Items from a dataset:
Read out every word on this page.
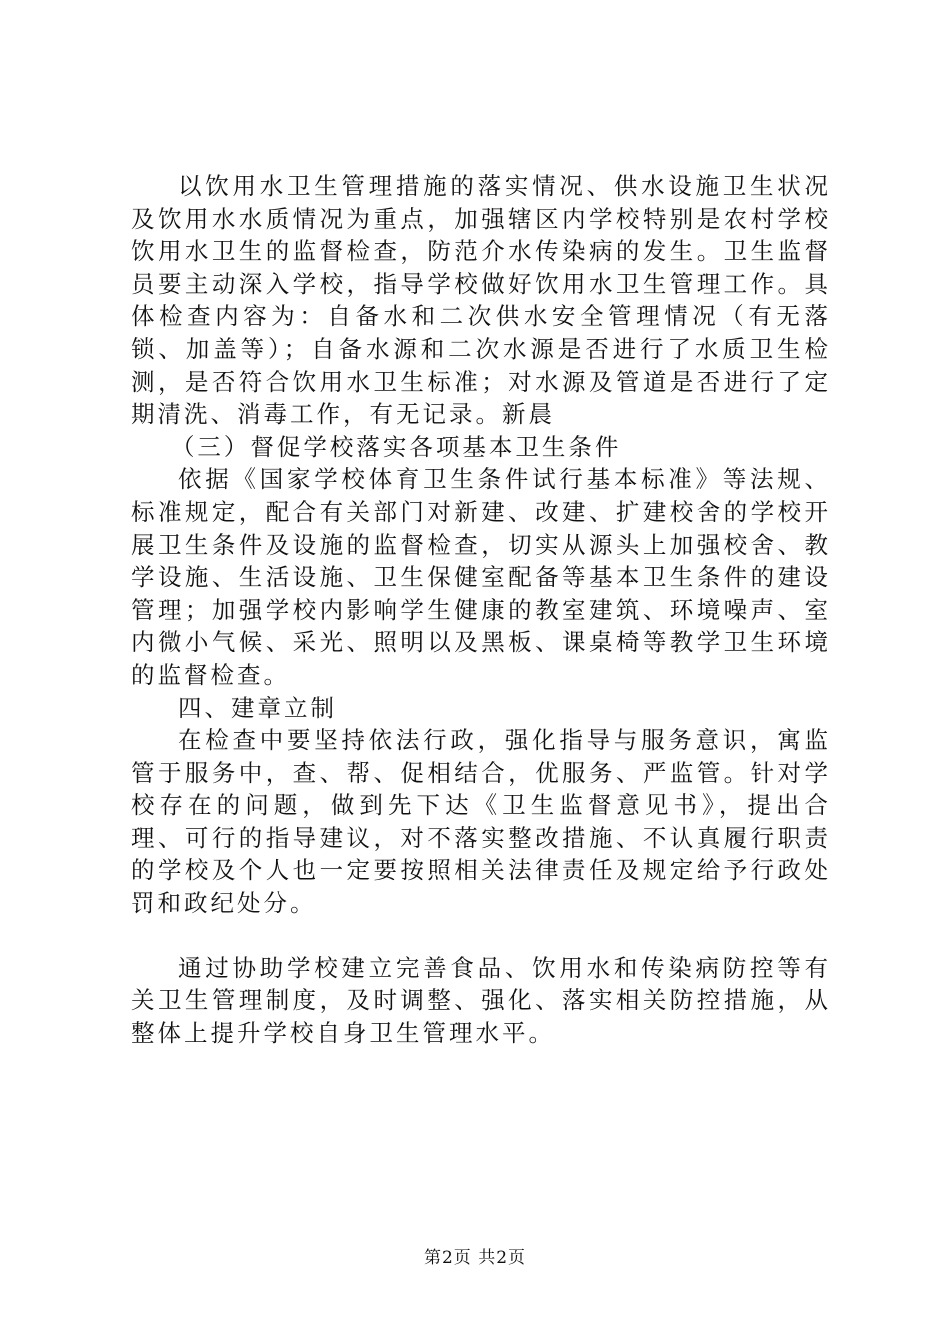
以饮用水卫生管理措施的落实情况、供水设施卫生状况及饮用水水质情况为重点，加强辖区内学校特别是农村学校饮用水卫生的监督检查，防范介水传染病的发生。卫生监督员要主动深入学校，指导学校做好饮用水卫生管理工作。具体检查内容为：自备水和二次供水安全管理情况（有无落锁、加盖等）；自备水源和二次水源是否进行了水质卫生检测，是否符合饮用水卫生标准；对水源及管道是否进行了定期清洗、消毒工作，有无记录。新晨

（三）督促学校落实各项基本卫生条件

依据《国家学校体育卫生条件试行基本标准》等法规、标准规定，配合有关部门对新建、改建、扩建校舍的学校开展卫生条件及设施的监督检查，切实从源头上加强校舍、教学设施、生活设施、卫生保健室配备等基本卫生条件的建设管理；加强学校内影响学生健康的教室建筑、环境噪声、室内微小气候、采光、照明以及黑板、课桌椅等教学卫生环境的监督检查。

四、建章立制

在检查中要坚持依法行政，强化指导与服务意识，寓监管于服务中，查、帮、促相结合，优服务、严监管。针对学校存在的问题，做到先下达《卫生监督意见书》，提出合理、可行的指导建议，对不落实整改措施、不认真履行职责的学校及个人也一定要按照相关法律责任及规定给予行政处罚和政纪处分。

通过协助学校建立完善食品、饮用水和传染病防控等有关卫生管理制度，及时调整、强化、落实相关防控措施，从整体上提升学校自身卫生管理水平。

第2页 共2页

▶ [GIVEN TASK]: Return each line exactly as written. Any picture gets left out.

▶ [ANSWER IN FULL]:
Read out every word on this page.
以饮用水卫生管理措施的落实情况、供水设施卫生状况及饮用水水质情况为重点，加强辖区内学校特别是农村学校饮用水卫生的监督检查，防范介水传染病的发生。卫生监督员要主动深入学校，指导学校做好饮用水卫生管理工作。具体检查内容为：自备水和二次供水安全管理情况（有无落锁、加盖等）；自备水源和二次水源是否进行了水质卫生检测，是否符合饮用水卫生标准；对水源及管道是否进行了定期清洗、消毒工作，有无记录。新晨

（三）督促学校落实各项基本卫生条件

依据《国家学校体育卫生条件试行基本标准》等法规、标准规定，配合有关部门对新建、改建、扩建校舍的学校开展卫生条件及设施的监督检查，切实从源头上加强校舍、教学设施、生活设施、卫生保健室配备等基本卫生条件的建设管理；加强学校内影响学生健康的教室建筑、环境噪声、室内微小气候、采光、照明以及黑板、课桌椅等教学卫生环境的监督检查。

四、建章立制

在检查中要坚持依法行政，强化指导与服务意识，寓监管于服务中，查、帮、促相结合，优服务、严监管。针对学校存在的问题，做到先下达《卫生监督意见书》，提出合理、可行的指导建议，对不落实整改措施、不认真履行职责的学校及个人也一定要按照相关法律责任及规定给予行政处罚和政纪处分。

通过协助学校建立完善食品、饮用水和传染病防控等有关卫生管理制度，及时调整、强化、落实相关防控措施，从整体上提升学校自身卫生管理水平。

第2页 共2页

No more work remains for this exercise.